> _Task prompt_: Look for "representing" in each line of the entries, and return the matching lines.

━━━━━━━━

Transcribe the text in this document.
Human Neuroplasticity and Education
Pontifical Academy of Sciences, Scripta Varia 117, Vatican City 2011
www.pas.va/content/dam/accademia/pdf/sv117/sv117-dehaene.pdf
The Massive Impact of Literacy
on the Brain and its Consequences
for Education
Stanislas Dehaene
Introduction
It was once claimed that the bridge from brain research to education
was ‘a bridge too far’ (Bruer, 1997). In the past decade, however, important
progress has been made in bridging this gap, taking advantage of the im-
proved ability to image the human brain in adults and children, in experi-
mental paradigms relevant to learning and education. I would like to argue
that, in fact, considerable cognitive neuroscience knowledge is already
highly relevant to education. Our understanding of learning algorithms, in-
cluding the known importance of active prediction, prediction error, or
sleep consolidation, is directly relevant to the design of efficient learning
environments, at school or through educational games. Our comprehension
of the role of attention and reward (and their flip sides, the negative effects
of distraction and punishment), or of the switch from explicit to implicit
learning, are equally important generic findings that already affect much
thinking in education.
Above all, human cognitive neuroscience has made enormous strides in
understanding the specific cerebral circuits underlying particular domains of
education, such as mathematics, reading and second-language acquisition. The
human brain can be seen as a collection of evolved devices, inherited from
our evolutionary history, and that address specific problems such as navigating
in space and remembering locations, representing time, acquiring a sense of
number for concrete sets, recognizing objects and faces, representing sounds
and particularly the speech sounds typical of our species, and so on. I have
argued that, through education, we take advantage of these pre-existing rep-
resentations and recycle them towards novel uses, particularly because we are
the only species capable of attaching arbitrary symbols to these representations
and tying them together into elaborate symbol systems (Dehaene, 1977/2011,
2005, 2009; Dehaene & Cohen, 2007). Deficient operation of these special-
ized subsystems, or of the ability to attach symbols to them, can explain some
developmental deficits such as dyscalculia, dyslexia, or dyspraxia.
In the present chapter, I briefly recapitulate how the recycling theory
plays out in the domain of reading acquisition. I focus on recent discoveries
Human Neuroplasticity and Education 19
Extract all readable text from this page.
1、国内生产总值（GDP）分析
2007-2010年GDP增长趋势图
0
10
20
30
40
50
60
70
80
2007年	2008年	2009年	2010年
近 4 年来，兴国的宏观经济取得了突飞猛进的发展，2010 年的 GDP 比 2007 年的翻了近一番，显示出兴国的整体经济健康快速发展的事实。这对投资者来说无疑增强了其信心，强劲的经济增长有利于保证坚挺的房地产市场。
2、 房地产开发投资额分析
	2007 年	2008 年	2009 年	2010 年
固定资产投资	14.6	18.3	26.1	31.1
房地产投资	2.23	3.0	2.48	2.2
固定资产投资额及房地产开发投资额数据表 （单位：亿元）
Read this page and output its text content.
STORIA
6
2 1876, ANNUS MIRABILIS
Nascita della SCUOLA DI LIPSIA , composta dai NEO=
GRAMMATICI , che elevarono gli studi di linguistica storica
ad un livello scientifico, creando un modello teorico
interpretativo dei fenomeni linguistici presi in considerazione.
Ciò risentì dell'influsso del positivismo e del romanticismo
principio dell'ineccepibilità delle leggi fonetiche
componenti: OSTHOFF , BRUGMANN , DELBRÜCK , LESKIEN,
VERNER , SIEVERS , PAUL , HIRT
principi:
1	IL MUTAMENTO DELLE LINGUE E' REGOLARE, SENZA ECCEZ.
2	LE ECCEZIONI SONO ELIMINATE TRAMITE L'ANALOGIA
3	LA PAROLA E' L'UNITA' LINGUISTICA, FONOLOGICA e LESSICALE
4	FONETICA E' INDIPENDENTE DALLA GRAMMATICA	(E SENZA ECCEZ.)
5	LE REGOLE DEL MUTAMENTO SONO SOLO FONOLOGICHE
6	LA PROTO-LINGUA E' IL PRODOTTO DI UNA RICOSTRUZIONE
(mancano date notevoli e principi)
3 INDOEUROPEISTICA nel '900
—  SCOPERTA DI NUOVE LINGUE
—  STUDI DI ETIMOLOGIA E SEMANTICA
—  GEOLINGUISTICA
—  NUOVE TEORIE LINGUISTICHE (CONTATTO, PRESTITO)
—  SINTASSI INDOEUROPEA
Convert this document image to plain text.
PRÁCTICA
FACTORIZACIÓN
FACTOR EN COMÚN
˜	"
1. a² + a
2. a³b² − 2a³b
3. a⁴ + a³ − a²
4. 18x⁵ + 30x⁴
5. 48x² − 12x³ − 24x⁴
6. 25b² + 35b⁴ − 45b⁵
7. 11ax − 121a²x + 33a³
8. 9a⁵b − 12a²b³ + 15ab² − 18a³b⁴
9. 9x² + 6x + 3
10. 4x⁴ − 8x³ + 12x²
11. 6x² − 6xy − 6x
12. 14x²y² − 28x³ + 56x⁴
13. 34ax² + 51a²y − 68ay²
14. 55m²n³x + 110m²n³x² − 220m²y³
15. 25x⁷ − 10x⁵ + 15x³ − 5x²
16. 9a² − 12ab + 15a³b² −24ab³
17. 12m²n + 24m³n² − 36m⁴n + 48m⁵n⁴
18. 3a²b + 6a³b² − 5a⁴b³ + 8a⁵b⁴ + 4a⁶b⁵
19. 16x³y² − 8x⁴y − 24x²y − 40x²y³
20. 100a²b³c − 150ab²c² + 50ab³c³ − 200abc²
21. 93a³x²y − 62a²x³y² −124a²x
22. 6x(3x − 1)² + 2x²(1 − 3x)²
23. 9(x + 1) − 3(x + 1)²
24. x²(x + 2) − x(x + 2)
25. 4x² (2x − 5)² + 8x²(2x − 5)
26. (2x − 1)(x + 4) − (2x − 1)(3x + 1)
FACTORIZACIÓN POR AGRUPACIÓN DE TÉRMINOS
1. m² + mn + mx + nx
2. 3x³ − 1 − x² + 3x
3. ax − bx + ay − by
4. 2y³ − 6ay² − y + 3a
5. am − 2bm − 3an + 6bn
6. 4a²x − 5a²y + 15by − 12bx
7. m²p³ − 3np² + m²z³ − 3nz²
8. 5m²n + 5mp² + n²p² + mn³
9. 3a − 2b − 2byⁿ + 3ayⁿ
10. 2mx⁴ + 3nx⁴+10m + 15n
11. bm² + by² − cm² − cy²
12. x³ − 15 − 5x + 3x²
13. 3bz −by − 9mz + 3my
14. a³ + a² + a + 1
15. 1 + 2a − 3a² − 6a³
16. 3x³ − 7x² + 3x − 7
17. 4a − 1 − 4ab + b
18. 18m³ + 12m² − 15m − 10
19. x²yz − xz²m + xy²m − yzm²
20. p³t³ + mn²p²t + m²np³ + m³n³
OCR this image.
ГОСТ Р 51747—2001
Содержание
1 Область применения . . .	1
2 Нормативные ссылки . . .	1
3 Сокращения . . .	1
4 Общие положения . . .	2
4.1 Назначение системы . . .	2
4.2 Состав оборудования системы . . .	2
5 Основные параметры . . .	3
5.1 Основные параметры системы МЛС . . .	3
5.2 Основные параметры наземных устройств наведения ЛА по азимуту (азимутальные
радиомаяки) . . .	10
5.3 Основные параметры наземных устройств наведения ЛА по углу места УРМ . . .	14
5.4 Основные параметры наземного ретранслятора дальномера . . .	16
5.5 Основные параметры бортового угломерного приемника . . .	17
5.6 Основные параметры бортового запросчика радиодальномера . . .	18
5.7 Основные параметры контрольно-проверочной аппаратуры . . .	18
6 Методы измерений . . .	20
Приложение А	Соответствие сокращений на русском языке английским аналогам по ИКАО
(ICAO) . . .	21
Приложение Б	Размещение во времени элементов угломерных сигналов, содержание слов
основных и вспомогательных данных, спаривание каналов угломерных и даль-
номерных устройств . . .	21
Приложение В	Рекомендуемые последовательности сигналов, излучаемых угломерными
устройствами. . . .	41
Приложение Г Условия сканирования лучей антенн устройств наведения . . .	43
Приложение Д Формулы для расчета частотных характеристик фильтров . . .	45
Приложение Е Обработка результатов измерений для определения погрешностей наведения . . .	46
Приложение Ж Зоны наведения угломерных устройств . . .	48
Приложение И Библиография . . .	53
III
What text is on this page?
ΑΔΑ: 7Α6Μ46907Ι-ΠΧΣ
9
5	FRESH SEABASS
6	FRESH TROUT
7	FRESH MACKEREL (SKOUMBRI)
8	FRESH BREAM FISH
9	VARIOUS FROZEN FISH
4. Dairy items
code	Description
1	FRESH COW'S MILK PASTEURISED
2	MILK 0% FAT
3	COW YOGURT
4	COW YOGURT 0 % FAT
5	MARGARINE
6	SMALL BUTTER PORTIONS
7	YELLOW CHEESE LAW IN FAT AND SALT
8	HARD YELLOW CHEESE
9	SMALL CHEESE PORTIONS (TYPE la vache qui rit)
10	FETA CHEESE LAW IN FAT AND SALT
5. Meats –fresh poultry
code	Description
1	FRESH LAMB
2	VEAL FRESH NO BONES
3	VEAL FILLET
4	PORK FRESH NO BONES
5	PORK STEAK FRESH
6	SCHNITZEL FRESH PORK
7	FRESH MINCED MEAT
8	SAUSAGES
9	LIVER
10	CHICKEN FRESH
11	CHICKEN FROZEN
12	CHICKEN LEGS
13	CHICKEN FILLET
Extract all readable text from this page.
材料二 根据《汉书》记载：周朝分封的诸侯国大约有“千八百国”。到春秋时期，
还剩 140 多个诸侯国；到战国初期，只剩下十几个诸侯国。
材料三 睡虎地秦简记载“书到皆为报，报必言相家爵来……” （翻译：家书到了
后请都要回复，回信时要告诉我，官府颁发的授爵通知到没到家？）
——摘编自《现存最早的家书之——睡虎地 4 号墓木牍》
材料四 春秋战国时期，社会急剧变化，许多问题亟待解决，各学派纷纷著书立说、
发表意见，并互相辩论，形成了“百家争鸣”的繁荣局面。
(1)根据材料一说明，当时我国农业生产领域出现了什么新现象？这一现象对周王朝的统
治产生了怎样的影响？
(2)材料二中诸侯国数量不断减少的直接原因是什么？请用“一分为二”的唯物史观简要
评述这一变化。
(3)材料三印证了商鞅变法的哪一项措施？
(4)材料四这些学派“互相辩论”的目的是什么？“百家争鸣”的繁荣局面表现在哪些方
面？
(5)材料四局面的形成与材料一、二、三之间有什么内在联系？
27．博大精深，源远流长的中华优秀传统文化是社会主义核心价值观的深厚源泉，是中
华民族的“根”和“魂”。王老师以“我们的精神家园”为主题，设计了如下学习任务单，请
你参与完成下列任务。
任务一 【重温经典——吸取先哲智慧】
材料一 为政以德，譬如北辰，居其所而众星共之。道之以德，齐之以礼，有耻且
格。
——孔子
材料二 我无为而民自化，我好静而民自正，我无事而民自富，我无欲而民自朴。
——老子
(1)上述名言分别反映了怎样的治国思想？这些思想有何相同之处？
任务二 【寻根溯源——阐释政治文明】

━━━━━━━━

> _Solution_:
in space and remembering locations, representing time, acquiring a sense of
number for concrete sets, recognizing objects and faces, representing sounds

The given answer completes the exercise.